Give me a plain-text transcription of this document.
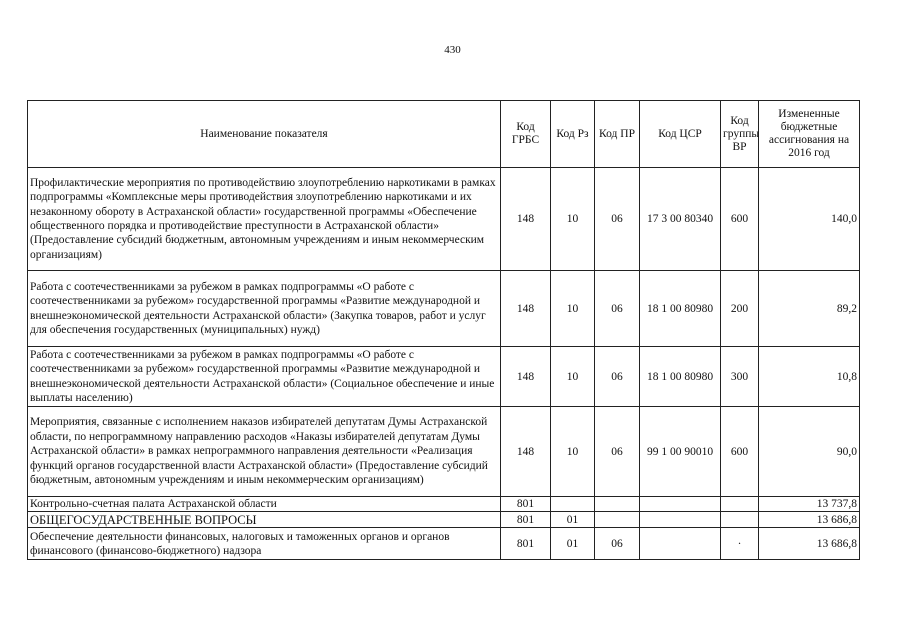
430
Наименование показателя	Код ГРБС	Код Рз	Код ПР	Код ЦСР	Код группы ВР	Измененные бюджетные ассигнования на 2016 год
Профилактические мероприятия по противодействию злоупотреблению наркотиками в рамках подпрограммы «Комплексные меры противодействия злоупотреблению наркотиками и их незаконному обороту в Астраханской области» государственной программы «Обеспечение общественного порядка и противодействие преступности в Астраханской области» (Предоставление субсидий бюджетным, автономным учреждениям и иным некоммерческим организациям)	148	10	06	17 3 00 80340	600	140,0
Работа с соотечественниками за рубежом в рамках подпрограммы «О работе с соотечественниками за рубежом» государственной программы «Развитие международной и внешнеэкономической деятельности Астраханской области» (Закупка товаров, работ и услуг для обеспечения государственных (муниципальных) нужд)	148	10	06	18 1 00 80980	200	89,2
Работа с соотечественниками за рубежом в рамках подпрограммы «О работе с соотечественниками за рубежом» государственной программы «Развитие международной и внешнеэкономической деятельности Астраханской области» (Социальное обеспечение и иные выплаты населению)	148	10	06	18 1 00 80980	300	10,8
Мероприятия, связанные с исполнением наказов избирателей депутатам Думы Астраханской области, по непрограммному направлению расходов «Наказы избирателей депутатам Думы Астраханской области» в рамках непрограммного направления деятельности «Реализация функций органов государственной власти Астраханской области» (Предоставление субсидий бюджетным, автономным учреждениям и иным некоммерческим организациям)	148	10	06	99 1 00 90010	600	90,0
Контрольно-счетная палата Астраханской области	801					13 737,8
ОБЩЕГОСУДАРСТВЕННЫЕ ВОПРОСЫ	801	01				13 686,8
Обеспечение деятельности финансовых, налоговых и таможенных органов и органов финансового (финансово-бюджетного) надзора	801	01	06		·	13 686,8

Your objective: Copy the data character for character, but drop all pictures from the copy.

Solution to this task:
Give me a plain-text transcription of this document.
430
Наименование показателя	Код ГРБС	Код Рз	Код ПР	Код ЦСР	Код группы ВР	Измененные бюджетные ассигнования на 2016 год
Профилактические мероприятия по противодействию злоупотреблению наркотиками в рамках подпрограммы «Комплексные меры противодействия злоупотреблению наркотиками и их незаконному обороту в Астраханской области» государственной программы «Обеспечение общественного порядка и противодействие преступности в Астраханской области» (Предоставление субсидий бюджетным, автономным учреждениям и иным некоммерческим организациям)	148	10	06	17 3 00 80340	600	140,0
Работа с соотечественниками за рубежом в рамках подпрограммы «О работе с соотечественниками за рубежом» государственной программы «Развитие международной и внешнеэкономической деятельности Астраханской области» (Закупка товаров, работ и услуг для обеспечения государственных (муниципальных) нужд)	148	10	06	18 1 00 80980	200	89,2
Работа с соотечественниками за рубежом в рамках подпрограммы «О работе с соотечественниками за рубежом» государственной программы «Развитие международной и внешнеэкономической деятельности Астраханской области» (Социальное обеспечение и иные выплаты населению)	148	10	06	18 1 00 80980	300	10,8
Мероприятия, связанные с исполнением наказов избирателей депутатам Думы Астраханской области, по непрограммному направлению расходов «Наказы избирателей депутатам Думы Астраханской области» в рамках непрограммного направления деятельности «Реализация функций органов государственной власти Астраханской области» (Предоставление субсидий бюджетным, автономным учреждениям и иным некоммерческим организациям)	148	10	06	99 1 00 90010	600	90,0
Контрольно-счетная палата Астраханской области	801					13 737,8
ОБЩЕГОСУДАРСТВЕННЫЕ ВОПРОСЫ	801	01				13 686,8
Обеспечение деятельности финансовых, налоговых и таможенных органов и органов финансового (финансово-бюджетного) надзора	801	01	06		·	13 686,8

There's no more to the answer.